**Problem requirements**
Make an exact copy of each entry, leaving out every picture.

══ Data shown

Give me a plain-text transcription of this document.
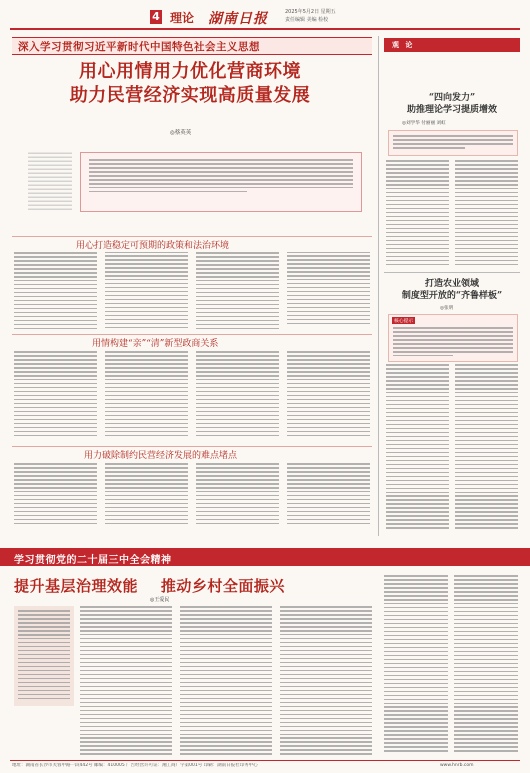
4 理论 湖南日报	2025年5月2日 星期五
责任编辑 美编 检校
深入学习贯彻习近平新时代中国特色社会主义思想
用心用情用力优化营商环境
助力民营经济实现高质量发展
◎蔡英英
用心打造稳定可预期的政策和法治环境
用情构建“亲”“清”新型政商关系
用力破除制约民营经济发展的难点堵点
观 论
“四向发力”
助推理论学习提质增效
◎刘学华 付丽丽 刘虹
打造农业领域
制度型开放的“齐鲁样板”
◎张明
核心提示
学习贯彻党的二十届三中全会精神
提升基层治理效能    推动乡村全面振兴
◎王爱民
地址：湖南省长沙市芙蓉中路一段442号 邮编：410005 广告经营许可证：湘工商广字第001号 印刷：湖南日报社印务中心	www.hnrb.com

════

**Written solution**
Give me a plain-text transcription of this document.
4 理论 湖南日报	2025年5月2日 星期五
责任编辑 美编 检校
深入学习贯彻习近平新时代中国特色社会主义思想
用心用情用力优化营商环境
助力民营经济实现高质量发展
◎蔡英英
用心打造稳定可预期的政策和法治环境
用情构建“亲”“清”新型政商关系
用力破除制约民营经济发展的难点堵点
观 论
“四向发力”
助推理论学习提质增效
◎刘学华 付丽丽 刘虹
打造农业领域
制度型开放的“齐鲁样板”
◎张明
核心提示
学习贯彻党的二十届三中全会精神
提升基层治理效能    推动乡村全面振兴
◎王爱民
地址：湖南省长沙市芙蓉中路一段442号 邮编：410005 广告经营许可证：湘工商广字第001号 印刷：湖南日报社印务中心	www.hnrb.com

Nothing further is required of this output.